__Task prompt__. Copy out the whole listing exactly as written, leaving the pictures behind.

__Supplied information__.
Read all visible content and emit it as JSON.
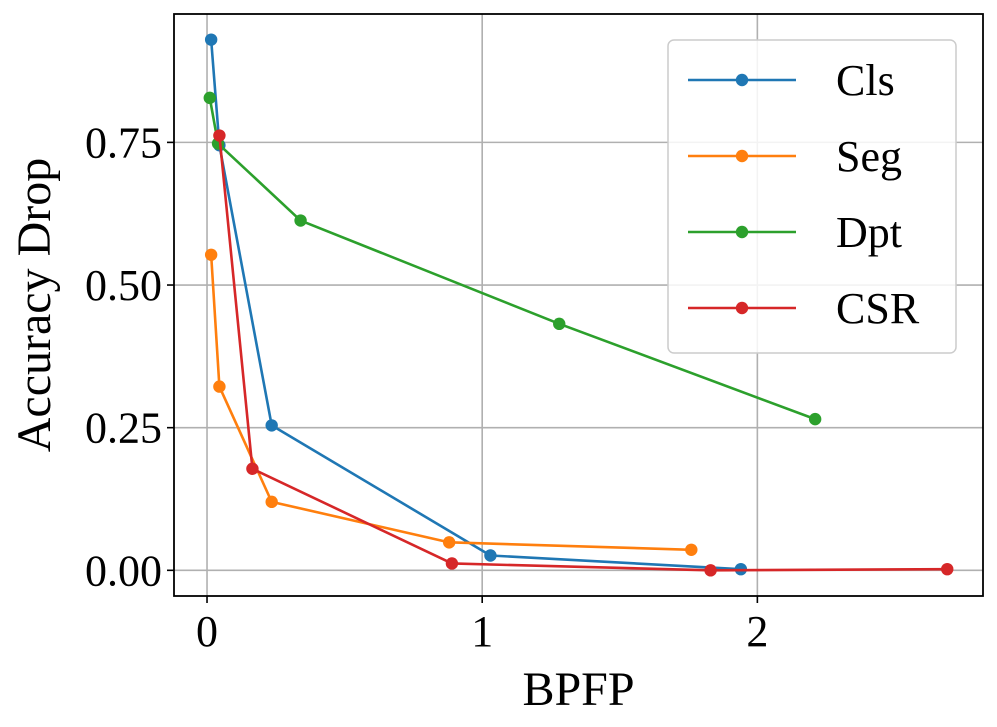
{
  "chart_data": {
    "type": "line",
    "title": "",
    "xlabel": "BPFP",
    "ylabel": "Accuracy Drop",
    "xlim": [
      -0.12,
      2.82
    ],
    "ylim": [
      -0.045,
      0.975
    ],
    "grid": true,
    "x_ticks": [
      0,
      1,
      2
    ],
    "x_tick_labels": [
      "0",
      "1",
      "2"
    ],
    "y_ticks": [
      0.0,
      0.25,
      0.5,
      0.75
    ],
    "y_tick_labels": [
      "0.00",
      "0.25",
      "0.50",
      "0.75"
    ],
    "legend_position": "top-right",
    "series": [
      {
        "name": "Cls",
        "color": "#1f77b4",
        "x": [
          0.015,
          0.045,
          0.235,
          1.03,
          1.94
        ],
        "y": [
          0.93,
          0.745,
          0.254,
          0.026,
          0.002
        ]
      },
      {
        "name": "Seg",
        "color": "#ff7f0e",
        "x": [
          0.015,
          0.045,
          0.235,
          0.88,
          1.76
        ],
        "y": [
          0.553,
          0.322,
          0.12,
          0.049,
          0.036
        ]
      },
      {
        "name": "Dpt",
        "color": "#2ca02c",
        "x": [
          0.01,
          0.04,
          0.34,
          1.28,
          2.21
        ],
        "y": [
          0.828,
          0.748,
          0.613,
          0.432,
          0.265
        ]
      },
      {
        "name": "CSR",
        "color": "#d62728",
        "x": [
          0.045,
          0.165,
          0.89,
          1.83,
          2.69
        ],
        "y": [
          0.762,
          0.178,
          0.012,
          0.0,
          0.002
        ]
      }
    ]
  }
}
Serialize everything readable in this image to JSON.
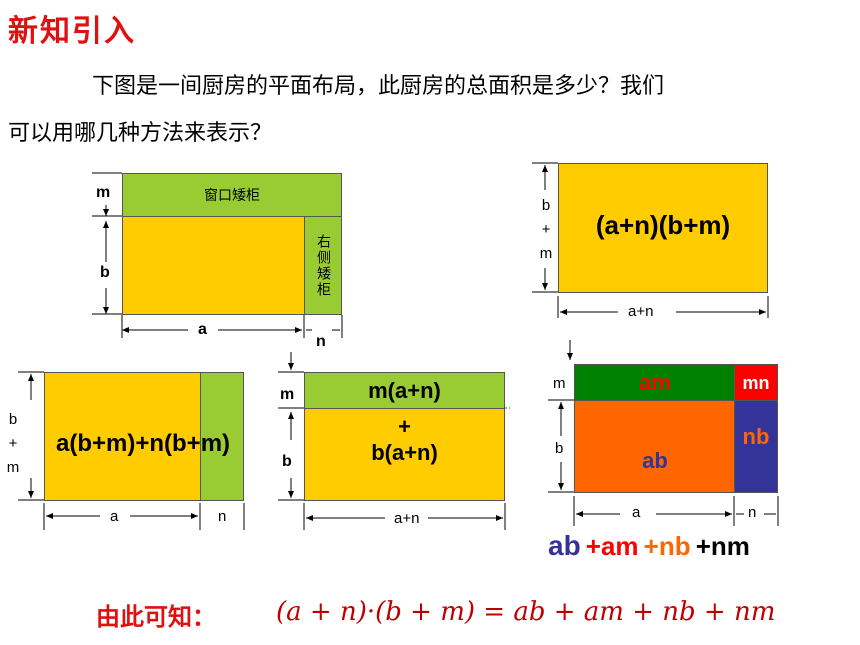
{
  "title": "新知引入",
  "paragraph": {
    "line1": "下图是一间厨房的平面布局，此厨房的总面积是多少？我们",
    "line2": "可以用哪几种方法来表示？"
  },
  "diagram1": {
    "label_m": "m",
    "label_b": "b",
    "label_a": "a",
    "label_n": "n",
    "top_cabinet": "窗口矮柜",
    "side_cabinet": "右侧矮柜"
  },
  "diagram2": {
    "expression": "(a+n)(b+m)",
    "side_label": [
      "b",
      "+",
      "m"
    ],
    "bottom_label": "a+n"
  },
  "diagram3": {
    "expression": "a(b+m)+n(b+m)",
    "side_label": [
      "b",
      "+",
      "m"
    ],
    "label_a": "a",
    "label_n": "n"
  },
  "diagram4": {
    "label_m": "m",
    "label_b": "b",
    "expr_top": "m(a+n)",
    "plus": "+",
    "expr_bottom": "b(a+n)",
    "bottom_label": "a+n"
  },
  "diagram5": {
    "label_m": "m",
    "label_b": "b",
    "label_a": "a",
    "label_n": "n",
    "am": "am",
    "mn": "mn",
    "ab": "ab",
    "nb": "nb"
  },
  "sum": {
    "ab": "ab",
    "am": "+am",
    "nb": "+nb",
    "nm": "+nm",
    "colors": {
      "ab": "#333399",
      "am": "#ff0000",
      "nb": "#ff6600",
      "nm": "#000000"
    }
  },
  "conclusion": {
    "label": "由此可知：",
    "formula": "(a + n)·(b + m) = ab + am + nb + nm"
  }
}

__Response to this exercise__.
Read all visible content and emit it as JSON.
{
  "chart_data": {
    "type": "line",
    "title": "",
    "xlabel": "BPFP",
    "ylabel": "Accuracy Drop",
    "xlim": [
      -0.12,
      2.82
    ],
    "ylim": [
      -0.045,
      0.975
    ],
    "grid": true,
    "x_ticks": [
      0,
      1,
      2
    ],
    "x_tick_labels": [
      "0",
      "1",
      "2"
    ],
    "y_ticks": [
      0.0,
      0.25,
      0.5,
      0.75
    ],
    "y_tick_labels": [
      "0.00",
      "0.25",
      "0.50",
      "0.75"
    ],
    "legend_position": "top-right",
    "series": [
      {
        "name": "Cls",
        "color": "#1f77b4",
        "x": [
          0.015,
          0.045,
          0.235,
          1.03,
          1.94
        ],
        "y": [
          0.93,
          0.745,
          0.254,
          0.026,
          0.002
        ]
      },
      {
        "name": "Seg",
        "color": "#ff7f0e",
        "x": [
          0.015,
          0.045,
          0.235,
          0.88,
          1.76
        ],
        "y": [
          0.553,
          0.322,
          0.12,
          0.049,
          0.036
        ]
      },
      {
        "name": "Dpt",
        "color": "#2ca02c",
        "x": [
          0.01,
          0.04,
          0.34,
          1.28,
          2.21
        ],
        "y": [
          0.828,
          0.748,
          0.613,
          0.432,
          0.265
        ]
      },
      {
        "name": "CSR",
        "color": "#d62728",
        "x": [
          0.045,
          0.165,
          0.89,
          1.83,
          2.69
        ],
        "y": [
          0.762,
          0.178,
          0.012,
          0.0,
          0.002
        ]
      }
    ]
  }
}
Serialize everything readable in this image to JSON.
{
  "title": "新知引入",
  "paragraph": {
    "line1": "下图是一间厨房的平面布局，此厨房的总面积是多少？我们",
    "line2": "可以用哪几种方法来表示？"
  },
  "diagram1": {
    "label_m": "m",
    "label_b": "b",
    "label_a": "a",
    "label_n": "n",
    "top_cabinet": "窗口矮柜",
    "side_cabinet": "右侧矮柜"
  },
  "diagram2": {
    "expression": "(a+n)(b+m)",
    "side_label": [
      "b",
      "+",
      "m"
    ],
    "bottom_label": "a+n"
  },
  "diagram3": {
    "expression": "a(b+m)+n(b+m)",
    "side_label": [
      "b",
      "+",
      "m"
    ],
    "label_a": "a",
    "label_n": "n"
  },
  "diagram4": {
    "label_m": "m",
    "label_b": "b",
    "expr_top": "m(a+n)",
    "plus": "+",
    "expr_bottom": "b(a+n)",
    "bottom_label": "a+n"
  },
  "diagram5": {
    "label_m": "m",
    "label_b": "b",
    "label_a": "a",
    "label_n": "n",
    "am": "am",
    "mn": "mn",
    "ab": "ab",
    "nb": "nb"
  },
  "sum": {
    "ab": "ab",
    "am": "+am",
    "nb": "+nb",
    "nm": "+nm",
    "colors": {
      "ab": "#333399",
      "am": "#ff0000",
      "nb": "#ff6600",
      "nm": "#000000"
    }
  },
  "conclusion": {
    "label": "由此可知：",
    "formula": "(a + n)·(b + m) = ab + am + nb + nm"
  }
}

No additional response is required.